## Try it:
Each line of the material should be set down exactly. Pictures are not part of the copy.

## Extracted records:
----------

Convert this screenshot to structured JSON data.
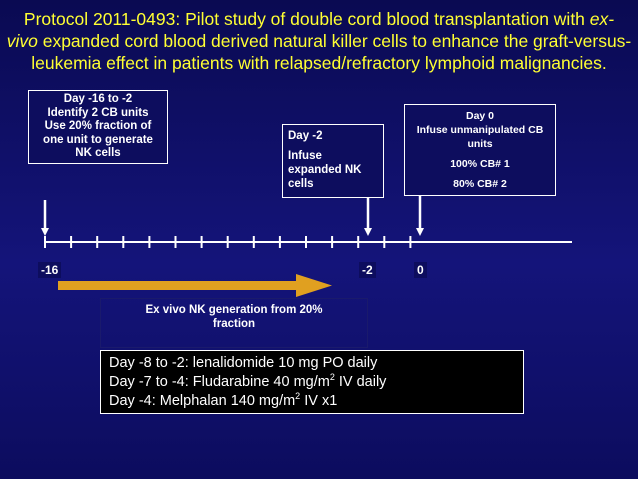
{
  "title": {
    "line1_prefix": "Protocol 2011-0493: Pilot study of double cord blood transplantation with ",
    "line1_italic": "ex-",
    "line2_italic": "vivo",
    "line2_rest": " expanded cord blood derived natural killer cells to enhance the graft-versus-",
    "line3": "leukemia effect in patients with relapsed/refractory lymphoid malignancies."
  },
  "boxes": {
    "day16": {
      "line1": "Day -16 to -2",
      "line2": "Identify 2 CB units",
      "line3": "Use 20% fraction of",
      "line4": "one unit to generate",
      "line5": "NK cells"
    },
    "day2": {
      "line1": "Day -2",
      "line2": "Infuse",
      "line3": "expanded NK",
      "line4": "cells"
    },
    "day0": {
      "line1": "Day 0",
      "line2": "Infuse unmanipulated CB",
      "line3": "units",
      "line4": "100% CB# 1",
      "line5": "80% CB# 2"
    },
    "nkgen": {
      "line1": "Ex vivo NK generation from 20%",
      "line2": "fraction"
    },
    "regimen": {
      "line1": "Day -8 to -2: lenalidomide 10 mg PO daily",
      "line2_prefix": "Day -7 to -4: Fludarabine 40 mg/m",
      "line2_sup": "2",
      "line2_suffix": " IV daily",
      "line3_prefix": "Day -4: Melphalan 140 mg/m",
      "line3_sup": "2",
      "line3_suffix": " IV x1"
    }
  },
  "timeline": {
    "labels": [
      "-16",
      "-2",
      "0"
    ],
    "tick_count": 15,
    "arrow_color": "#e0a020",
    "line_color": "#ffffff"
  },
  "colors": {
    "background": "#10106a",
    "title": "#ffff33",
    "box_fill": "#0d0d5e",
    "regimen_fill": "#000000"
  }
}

----------

## The answer:
Convert this screenshot to structured JSON data.
{
  "title": {
    "line1_prefix": "Protocol 2011-0493: Pilot study of double cord blood transplantation with ",
    "line1_italic": "ex-",
    "line2_italic": "vivo",
    "line2_rest": " expanded cord blood derived natural killer cells to enhance the graft-versus-",
    "line3": "leukemia effect in patients with relapsed/refractory lymphoid malignancies."
  },
  "boxes": {
    "day16": {
      "line1": "Day -16 to -2",
      "line2": "Identify 2 CB units",
      "line3": "Use 20% fraction of",
      "line4": "one unit to generate",
      "line5": "NK cells"
    },
    "day2": {
      "line1": "Day -2",
      "line2": "Infuse",
      "line3": "expanded NK",
      "line4": "cells"
    },
    "day0": {
      "line1": "Day 0",
      "line2": "Infuse unmanipulated CB",
      "line3": "units",
      "line4": "100% CB# 1",
      "line5": "80% CB# 2"
    },
    "nkgen": {
      "line1": "Ex vivo NK generation from 20%",
      "line2": "fraction"
    },
    "regimen": {
      "line1": "Day -8 to -2: lenalidomide 10 mg PO daily",
      "line2_prefix": "Day -7 to -4: Fludarabine 40 mg/m",
      "line2_sup": "2",
      "line2_suffix": " IV daily",
      "line3_prefix": "Day -4: Melphalan 140 mg/m",
      "line3_sup": "2",
      "line3_suffix": " IV x1"
    }
  },
  "timeline": {
    "labels": [
      "-16",
      "-2",
      "0"
    ],
    "tick_count": 15,
    "arrow_color": "#e0a020",
    "line_color": "#ffffff"
  },
  "colors": {
    "background": "#10106a",
    "title": "#ffff33",
    "box_fill": "#0d0d5e",
    "regimen_fill": "#000000"
  }
}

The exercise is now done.